* [YOUR TASK]:
Print the records below word for word, but leave out the pictures.

* [INPUT MATERIAL]:
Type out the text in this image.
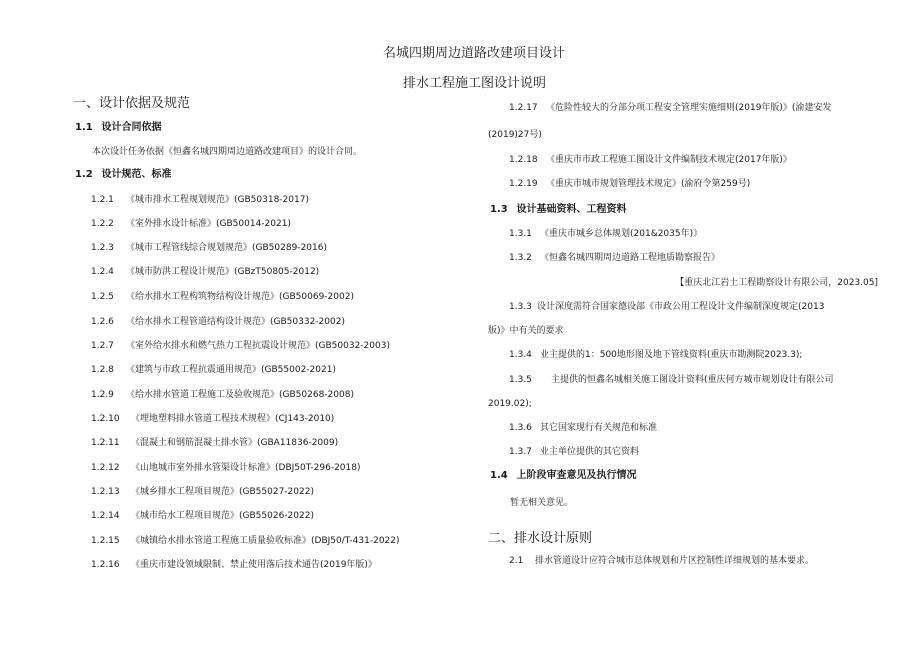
名城四期周边道路改建项目设计
排水工程施工图设计说明
一、设计依据及规范
1.1 设计合同依据
本次设计任务依据《恒鑫名城四期周边道路改建项目》的设计合同。
1.2 设计规范、标准
1.2.1 《城市排水工程规划规范》(GB50318-2017)
1.2.2 《室外排水设计标准》(GB50014-2021)
1.2.3 《城市工程管线综合规划规范》(GB50289-2016)
1.2.4 《城市防洪工程设计规范》(GBzT50805-2012)
1.2.5 《给水排水工程构筑物结构设计规范》(GB50069-2002)
1.2.6 《给水排水工程管道结构设计规范》(GB50332-2002)
1.2.7 《室外给水排水和燃气热力工程抗震设计规范》(GB50032-2003)
1.2.8 《建筑与市政工程抗震通用规范》(GB55002-2021)
1.2.9 《给水排水管道工程施工及验收规范》(GB50268-2008)
1.2.10 《埋地塑料排水管道工程技术规程》(CJ143-2010)
1.2.11 《混凝土和钢筋混凝土排水管》(GBA11836-2009)
1.2.12 《山地城市室外排水管渠设计标准》(DBJ50T-296-2018)
1.2.13 《城乡排水工程项目规范》(GB55027-2022)
1.2.14 《城市给水工程项目规范》(GB55026-2022)
1.2.15 《城镇给水排水管道工程施工质量验收标准》(DBJ50/T-431-2022)
1.2.16 《重庆市建设领域限制、禁止使用落后技术通告(2019年版)》
1.2.17 《危险性较大的分部分项工程安全管理实施细则(2019年版)》(渝建安发
(2019)27号)
1.2.18 《重庆市市政工程施工图设计文件编制技术规定(2017年版)》
1.2.19 《重庆市城市规划管理技术规定》(渝府令第259号)
1.3 设计基础资料、工程资料
1.3.1 《重庆市城乡总体规划(201&2035年)》
1.3.2 《恒鑫名城四期周边道路工程地质勘察报告》
【重庆北江岩土工程勘察设计有限公司，2023.05]
1.3.3 设计深度需符合国家德设部《市政公用工程设计文件编制深度规定(2013
版)》中有关的要求
1.3.4 业主提供的1：500地形图及地下管线资料(重庆市勘测院2023.3);
1.3.5 主提供的恒鑫名城相关施工图设计资料(重庆何方城市规划设计有限公司
2019.02);
1.3.6 其它国家现行有关规范和标准
1.3.7 业主单位提供的其它资料
1.4 上阶段审查意见及执行情况
暂无相关意见。
二、排水设计原则
2.1 排水管道设计应符合城市总体规划和片区控制性详细规划的基本要求。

* [RESULT OF THIS TASK]:
Type out the text in this image.
名城四期周边道路改建项目设计
排水工程施工图设计说明
一、设计依据及规范
1.1 设计合同依据
本次设计任务依据《恒鑫名城四期周边道路改建项目》的设计合同。
1.2 设计规范、标准
1.2.1 《城市排水工程规划规范》(GB50318-2017)
1.2.2 《室外排水设计标准》(GB50014-2021)
1.2.3 《城市工程管线综合规划规范》(GB50289-2016)
1.2.4 《城市防洪工程设计规范》(GBzT50805-2012)
1.2.5 《给水排水工程构筑物结构设计规范》(GB50069-2002)
1.2.6 《给水排水工程管道结构设计规范》(GB50332-2002)
1.2.7 《室外给水排水和燃气热力工程抗震设计规范》(GB50032-2003)
1.2.8 《建筑与市政工程抗震通用规范》(GB55002-2021)
1.2.9 《给水排水管道工程施工及验收规范》(GB50268-2008)
1.2.10 《埋地塑料排水管道工程技术规程》(CJ143-2010)
1.2.11 《混凝土和钢筋混凝土排水管》(GBA11836-2009)
1.2.12 《山地城市室外排水管渠设计标准》(DBJ50T-296-2018)
1.2.13 《城乡排水工程项目规范》(GB55027-2022)
1.2.14 《城市给水工程项目规范》(GB55026-2022)
1.2.15 《城镇给水排水管道工程施工质量验收标准》(DBJ50/T-431-2022)
1.2.16 《重庆市建设领域限制、禁止使用落后技术通告(2019年版)》
1.2.17 《危险性较大的分部分项工程安全管理实施细则(2019年版)》(渝建安发
(2019)27号)
1.2.18 《重庆市市政工程施工图设计文件编制技术规定(2017年版)》
1.2.19 《重庆市城市规划管理技术规定》(渝府令第259号)
1.3 设计基础资料、工程资料
1.3.1 《重庆市城乡总体规划(201&2035年)》
1.3.2 《恒鑫名城四期周边道路工程地质勘察报告》
【重庆北江岩土工程勘察设计有限公司，2023.05]
1.3.3 设计深度需符合国家德设部《市政公用工程设计文件编制深度规定(2013
版)》中有关的要求
1.3.4 业主提供的1：500地形图及地下管线资料(重庆市勘测院2023.3);
1.3.5 主提供的恒鑫名城相关施工图设计资料(重庆何方城市规划设计有限公司
2019.02);
1.3.6 其它国家现行有关规范和标准
1.3.7 业主单位提供的其它资料
1.4 上阶段审查意见及执行情况
暂无相关意见。
二、排水设计原则
2.1 排水管道设计应符合城市总体规划和片区控制性详细规划的基本要求。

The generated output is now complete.